━━━ Extracted records ━━━
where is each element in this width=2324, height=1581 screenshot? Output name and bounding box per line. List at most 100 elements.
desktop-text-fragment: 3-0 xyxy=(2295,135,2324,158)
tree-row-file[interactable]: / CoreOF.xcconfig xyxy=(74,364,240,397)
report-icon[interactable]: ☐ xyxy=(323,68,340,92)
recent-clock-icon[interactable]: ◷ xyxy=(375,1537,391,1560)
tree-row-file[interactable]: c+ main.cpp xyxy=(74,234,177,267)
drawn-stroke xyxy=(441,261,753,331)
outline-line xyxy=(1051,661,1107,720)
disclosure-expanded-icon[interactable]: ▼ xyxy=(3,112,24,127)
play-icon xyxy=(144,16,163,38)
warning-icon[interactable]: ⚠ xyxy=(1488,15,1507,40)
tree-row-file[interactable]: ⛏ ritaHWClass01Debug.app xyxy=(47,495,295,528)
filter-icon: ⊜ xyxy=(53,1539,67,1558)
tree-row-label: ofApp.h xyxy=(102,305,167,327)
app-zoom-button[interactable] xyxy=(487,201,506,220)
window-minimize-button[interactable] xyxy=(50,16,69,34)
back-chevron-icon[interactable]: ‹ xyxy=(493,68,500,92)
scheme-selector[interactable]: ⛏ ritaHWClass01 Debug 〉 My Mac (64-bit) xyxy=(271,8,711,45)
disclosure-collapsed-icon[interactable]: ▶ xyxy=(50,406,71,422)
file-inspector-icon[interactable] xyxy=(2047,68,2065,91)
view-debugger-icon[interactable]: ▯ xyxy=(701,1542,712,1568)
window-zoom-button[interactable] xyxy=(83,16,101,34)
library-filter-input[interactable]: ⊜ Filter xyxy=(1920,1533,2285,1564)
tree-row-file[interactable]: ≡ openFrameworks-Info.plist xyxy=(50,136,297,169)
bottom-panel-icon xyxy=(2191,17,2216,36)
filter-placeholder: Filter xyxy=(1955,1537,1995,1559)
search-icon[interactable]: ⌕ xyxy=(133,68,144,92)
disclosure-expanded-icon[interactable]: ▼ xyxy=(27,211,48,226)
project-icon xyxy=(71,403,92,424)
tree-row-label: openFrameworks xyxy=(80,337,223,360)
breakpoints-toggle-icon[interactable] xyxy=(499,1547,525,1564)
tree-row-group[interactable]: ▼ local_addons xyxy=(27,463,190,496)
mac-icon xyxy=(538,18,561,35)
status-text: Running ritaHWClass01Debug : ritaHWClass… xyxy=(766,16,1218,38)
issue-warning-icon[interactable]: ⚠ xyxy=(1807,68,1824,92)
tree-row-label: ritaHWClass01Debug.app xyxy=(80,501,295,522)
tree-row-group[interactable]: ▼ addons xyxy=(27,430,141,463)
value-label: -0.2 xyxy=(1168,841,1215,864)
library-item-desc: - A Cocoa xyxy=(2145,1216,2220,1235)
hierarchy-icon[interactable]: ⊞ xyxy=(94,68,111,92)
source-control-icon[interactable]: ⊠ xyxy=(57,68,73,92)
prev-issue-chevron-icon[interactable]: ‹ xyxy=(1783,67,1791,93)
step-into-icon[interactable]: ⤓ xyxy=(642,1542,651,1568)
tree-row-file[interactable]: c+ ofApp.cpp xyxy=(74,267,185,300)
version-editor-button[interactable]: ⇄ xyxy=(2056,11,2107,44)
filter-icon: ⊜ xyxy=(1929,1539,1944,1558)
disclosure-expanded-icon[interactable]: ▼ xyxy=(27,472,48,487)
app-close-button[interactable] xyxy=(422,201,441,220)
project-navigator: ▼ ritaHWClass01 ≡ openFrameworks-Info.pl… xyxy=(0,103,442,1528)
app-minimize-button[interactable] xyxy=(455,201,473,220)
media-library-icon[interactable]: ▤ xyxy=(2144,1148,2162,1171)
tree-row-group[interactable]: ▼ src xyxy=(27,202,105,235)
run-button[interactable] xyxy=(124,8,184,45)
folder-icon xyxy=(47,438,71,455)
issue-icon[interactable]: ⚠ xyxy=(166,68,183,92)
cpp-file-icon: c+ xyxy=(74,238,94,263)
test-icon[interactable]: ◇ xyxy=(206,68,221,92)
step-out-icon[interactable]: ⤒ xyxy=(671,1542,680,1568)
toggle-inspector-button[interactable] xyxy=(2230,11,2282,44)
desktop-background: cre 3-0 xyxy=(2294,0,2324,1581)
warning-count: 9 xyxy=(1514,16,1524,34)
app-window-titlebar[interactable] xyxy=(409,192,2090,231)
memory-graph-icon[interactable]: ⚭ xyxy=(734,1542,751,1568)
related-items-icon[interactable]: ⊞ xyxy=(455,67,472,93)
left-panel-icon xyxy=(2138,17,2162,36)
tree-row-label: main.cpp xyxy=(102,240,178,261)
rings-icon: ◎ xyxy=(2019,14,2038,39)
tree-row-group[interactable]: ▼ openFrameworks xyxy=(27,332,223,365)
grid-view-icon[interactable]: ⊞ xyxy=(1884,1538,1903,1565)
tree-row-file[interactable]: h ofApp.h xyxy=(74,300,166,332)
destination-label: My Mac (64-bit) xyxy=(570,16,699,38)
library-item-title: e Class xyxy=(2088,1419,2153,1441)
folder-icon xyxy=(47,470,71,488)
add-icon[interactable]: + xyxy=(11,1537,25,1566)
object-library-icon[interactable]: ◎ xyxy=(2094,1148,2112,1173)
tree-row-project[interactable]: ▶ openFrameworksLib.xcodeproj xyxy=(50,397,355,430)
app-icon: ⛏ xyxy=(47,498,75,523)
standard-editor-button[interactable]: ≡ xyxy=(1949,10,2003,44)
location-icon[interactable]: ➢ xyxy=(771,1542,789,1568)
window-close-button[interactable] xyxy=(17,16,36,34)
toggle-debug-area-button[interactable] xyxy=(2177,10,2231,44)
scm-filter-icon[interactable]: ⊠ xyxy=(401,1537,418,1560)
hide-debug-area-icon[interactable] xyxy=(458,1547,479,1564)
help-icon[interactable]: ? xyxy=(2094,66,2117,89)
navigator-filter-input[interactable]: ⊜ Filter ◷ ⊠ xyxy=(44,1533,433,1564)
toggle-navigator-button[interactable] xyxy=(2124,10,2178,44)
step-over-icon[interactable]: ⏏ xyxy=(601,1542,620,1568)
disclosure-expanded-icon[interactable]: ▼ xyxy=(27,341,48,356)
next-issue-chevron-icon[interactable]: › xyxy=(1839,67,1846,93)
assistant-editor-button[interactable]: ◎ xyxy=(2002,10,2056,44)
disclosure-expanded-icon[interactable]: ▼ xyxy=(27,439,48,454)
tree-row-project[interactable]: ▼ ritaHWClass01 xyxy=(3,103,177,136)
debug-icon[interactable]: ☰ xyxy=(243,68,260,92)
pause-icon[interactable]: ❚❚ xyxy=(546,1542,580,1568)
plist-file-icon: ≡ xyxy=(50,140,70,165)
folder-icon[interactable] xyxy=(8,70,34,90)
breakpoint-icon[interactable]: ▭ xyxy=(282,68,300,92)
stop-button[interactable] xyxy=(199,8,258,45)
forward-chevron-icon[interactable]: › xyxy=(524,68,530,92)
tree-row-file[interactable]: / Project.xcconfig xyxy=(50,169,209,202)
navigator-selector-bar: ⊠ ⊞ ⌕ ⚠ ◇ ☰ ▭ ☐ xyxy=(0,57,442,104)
━━━
-- Exercise requirements --
Can you copy the records above word for word, starting with their first line and going on through the line containing "library-item-desc: - A"?

-- Result of this exercise --
where is each element in this width=2324, height=1581 screenshot? Output name and bounding box per line. List at most 100 elements.
desktop-text-fragment: 3-0 xyxy=(2295,135,2324,158)
tree-row-file[interactable]: / CoreOF.xcconfig xyxy=(74,364,240,397)
report-icon[interactable]: ☐ xyxy=(323,68,340,92)
recent-clock-icon[interactable]: ◷ xyxy=(375,1537,391,1560)
tree-row-file[interactable]: c+ main.cpp xyxy=(74,234,177,267)
drawn-stroke xyxy=(441,261,753,331)
outline-line xyxy=(1051,661,1107,720)
disclosure-expanded-icon[interactable]: ▼ xyxy=(3,112,24,127)
play-icon xyxy=(144,16,163,38)
warning-icon[interactable]: ⚠ xyxy=(1488,15,1507,40)
tree-row-file[interactable]: ⛏ ritaHWClass01Debug.app xyxy=(47,495,295,528)
filter-icon: ⊜ xyxy=(53,1539,67,1558)
tree-row-label: ofApp.h xyxy=(102,305,167,327)
app-zoom-button[interactable] xyxy=(487,201,506,220)
window-minimize-button[interactable] xyxy=(50,16,69,34)
back-chevron-icon[interactable]: ‹ xyxy=(493,68,500,92)
scheme-selector[interactable]: ⛏ ritaHWClass01 Debug 〉 My Mac (64-bit) xyxy=(271,8,711,45)
disclosure-collapsed-icon[interactable]: ▶ xyxy=(50,406,71,422)
file-inspector-icon[interactable] xyxy=(2047,68,2065,91)
view-debugger-icon[interactable]: ▯ xyxy=(701,1542,712,1568)
window-zoom-button[interactable] xyxy=(83,16,101,34)
library-filter-input[interactable]: ⊜ Filter xyxy=(1920,1533,2285,1564)
tree-row-file[interactable]: ≡ openFrameworks-Info.plist xyxy=(50,136,297,169)
bottom-panel-icon xyxy=(2191,17,2216,36)
filter-placeholder: Filter xyxy=(1955,1537,1995,1559)
search-icon[interactable]: ⌕ xyxy=(133,68,144,92)
disclosure-expanded-icon[interactable]: ▼ xyxy=(27,211,48,226)
project-icon xyxy=(71,403,92,424)
tree-row-label: openFrameworks xyxy=(80,337,223,360)
breakpoints-toggle-icon[interactable] xyxy=(499,1547,525,1564)
tree-row-group[interactable]: ▼ local_addons xyxy=(27,463,190,496)
mac-icon xyxy=(538,18,561,35)
status-text: Running ritaHWClass01Debug : ritaHWClass… xyxy=(766,16,1218,38)
issue-warning-icon[interactable]: ⚠ xyxy=(1807,68,1824,92)
tree-row-label: ritaHWClass01Debug.app xyxy=(80,501,295,522)
tree-row-group[interactable]: ▼ addons xyxy=(27,430,141,463)
value-label: -0.2 xyxy=(1168,841,1215,864)
library-item-desc: - A Cocoa xyxy=(2145,1216,2220,1235)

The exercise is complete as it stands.